BEGIN EXERCISE MATERIALS
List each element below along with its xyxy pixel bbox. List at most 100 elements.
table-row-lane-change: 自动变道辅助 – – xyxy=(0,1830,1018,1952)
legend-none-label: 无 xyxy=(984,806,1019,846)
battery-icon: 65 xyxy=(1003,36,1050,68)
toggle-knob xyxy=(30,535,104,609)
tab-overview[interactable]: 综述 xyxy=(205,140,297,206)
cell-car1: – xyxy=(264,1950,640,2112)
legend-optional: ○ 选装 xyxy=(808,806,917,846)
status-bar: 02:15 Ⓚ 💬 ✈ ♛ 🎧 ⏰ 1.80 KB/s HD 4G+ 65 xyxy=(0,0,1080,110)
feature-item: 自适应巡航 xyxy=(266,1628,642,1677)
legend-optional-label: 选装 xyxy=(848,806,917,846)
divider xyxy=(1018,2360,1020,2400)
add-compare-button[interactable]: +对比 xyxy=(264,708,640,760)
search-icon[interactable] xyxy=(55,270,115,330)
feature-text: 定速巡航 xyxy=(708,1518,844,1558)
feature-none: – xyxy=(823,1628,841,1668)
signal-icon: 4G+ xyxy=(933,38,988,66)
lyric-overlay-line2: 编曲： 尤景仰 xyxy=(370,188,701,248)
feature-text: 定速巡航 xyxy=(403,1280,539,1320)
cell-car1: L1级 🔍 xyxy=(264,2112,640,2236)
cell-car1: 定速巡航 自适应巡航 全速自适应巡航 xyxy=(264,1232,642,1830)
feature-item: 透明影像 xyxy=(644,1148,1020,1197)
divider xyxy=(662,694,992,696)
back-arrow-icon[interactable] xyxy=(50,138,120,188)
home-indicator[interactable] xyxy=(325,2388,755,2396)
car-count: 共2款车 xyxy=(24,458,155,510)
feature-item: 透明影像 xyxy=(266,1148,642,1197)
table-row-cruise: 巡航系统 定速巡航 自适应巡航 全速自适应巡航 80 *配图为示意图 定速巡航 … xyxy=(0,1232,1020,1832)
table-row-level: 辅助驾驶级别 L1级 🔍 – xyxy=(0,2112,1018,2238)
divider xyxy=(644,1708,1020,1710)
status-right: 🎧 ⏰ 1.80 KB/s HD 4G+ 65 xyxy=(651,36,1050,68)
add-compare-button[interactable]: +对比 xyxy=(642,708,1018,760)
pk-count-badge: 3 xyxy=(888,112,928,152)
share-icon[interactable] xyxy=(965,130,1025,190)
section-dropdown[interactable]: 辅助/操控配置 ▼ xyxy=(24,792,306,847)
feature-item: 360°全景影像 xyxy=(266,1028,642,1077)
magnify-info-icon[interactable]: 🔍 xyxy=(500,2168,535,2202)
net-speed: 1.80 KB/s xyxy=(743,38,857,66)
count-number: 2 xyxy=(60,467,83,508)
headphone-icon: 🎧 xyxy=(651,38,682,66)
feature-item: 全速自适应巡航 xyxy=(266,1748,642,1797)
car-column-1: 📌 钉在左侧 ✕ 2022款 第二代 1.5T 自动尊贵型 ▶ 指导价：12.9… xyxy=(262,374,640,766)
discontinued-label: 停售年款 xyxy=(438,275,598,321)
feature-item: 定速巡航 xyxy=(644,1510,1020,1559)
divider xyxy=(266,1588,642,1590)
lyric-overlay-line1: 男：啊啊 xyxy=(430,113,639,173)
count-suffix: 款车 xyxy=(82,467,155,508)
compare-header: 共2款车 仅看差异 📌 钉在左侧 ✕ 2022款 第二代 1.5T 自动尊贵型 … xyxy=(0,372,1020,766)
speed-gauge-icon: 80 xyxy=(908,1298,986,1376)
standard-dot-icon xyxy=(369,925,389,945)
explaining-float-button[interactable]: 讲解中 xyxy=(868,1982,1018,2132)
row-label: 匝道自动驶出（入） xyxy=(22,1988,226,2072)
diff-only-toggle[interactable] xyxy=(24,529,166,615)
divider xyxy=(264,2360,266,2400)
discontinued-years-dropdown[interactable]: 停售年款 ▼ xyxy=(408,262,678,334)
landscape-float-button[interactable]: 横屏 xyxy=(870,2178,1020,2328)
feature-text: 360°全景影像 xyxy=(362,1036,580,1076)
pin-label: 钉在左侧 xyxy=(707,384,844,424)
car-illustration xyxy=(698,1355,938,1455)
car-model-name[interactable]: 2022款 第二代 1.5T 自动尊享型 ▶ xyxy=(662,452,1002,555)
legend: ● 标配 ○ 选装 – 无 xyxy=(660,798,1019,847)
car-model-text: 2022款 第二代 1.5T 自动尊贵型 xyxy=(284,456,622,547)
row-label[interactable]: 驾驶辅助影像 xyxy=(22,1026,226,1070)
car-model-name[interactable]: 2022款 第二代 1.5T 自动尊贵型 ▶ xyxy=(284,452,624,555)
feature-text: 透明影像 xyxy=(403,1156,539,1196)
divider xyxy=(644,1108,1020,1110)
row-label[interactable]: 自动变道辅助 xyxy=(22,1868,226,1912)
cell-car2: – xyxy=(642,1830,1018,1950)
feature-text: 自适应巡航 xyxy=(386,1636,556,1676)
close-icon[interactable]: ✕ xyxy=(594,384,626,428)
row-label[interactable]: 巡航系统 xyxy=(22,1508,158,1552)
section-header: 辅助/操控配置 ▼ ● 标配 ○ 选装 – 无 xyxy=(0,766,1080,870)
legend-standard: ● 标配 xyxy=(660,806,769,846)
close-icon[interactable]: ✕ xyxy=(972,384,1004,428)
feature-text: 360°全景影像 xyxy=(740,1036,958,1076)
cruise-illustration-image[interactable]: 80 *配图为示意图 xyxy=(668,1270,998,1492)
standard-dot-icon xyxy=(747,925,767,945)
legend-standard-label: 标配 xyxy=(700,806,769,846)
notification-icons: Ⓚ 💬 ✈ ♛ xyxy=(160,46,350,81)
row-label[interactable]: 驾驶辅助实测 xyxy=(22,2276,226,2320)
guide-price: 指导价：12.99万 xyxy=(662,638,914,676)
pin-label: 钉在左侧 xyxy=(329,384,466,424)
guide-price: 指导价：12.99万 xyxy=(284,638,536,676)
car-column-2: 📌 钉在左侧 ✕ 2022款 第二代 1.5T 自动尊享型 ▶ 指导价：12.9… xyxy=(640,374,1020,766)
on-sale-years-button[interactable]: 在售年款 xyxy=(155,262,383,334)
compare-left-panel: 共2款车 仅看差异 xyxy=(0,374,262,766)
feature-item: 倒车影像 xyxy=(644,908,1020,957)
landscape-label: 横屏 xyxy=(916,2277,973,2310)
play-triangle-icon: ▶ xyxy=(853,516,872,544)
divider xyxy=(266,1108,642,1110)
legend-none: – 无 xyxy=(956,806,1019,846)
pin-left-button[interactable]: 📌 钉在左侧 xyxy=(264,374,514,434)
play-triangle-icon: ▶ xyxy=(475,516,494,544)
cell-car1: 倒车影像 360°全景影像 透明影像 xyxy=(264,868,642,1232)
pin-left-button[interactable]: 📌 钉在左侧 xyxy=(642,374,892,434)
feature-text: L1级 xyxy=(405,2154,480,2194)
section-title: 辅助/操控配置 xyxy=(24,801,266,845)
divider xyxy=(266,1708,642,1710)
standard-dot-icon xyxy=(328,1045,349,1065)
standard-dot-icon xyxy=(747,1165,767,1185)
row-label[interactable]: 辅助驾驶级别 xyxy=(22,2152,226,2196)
END EXERCISE MATERIALS
◆ SHORT TASK ◆
Arrange the listing as a JSON list of strings, one string per line, from its first line through the line containing "tab-overview[interactable]: 综述 xyxy=(205,140,297,206)", inclusive. Leave out any blank lines.

◆ ANSWER FOR THE TASK ◆
[
  "List each element below along with its xyxy pixel bbox. List at most 100 elements.",
  "table-row-lane-change: 自动变道辅助 – – xyxy=(0,1830,1018,1952)",
  "legend-none-label: 无 xyxy=(984,806,1019,846)",
  "battery-icon: 65 xyxy=(1003,36,1050,68)",
  "toggle-knob xyxy=(30,535,104,609)",
  "tab-overview[interactable]: 综述 xyxy=(205,140,297,206)"
]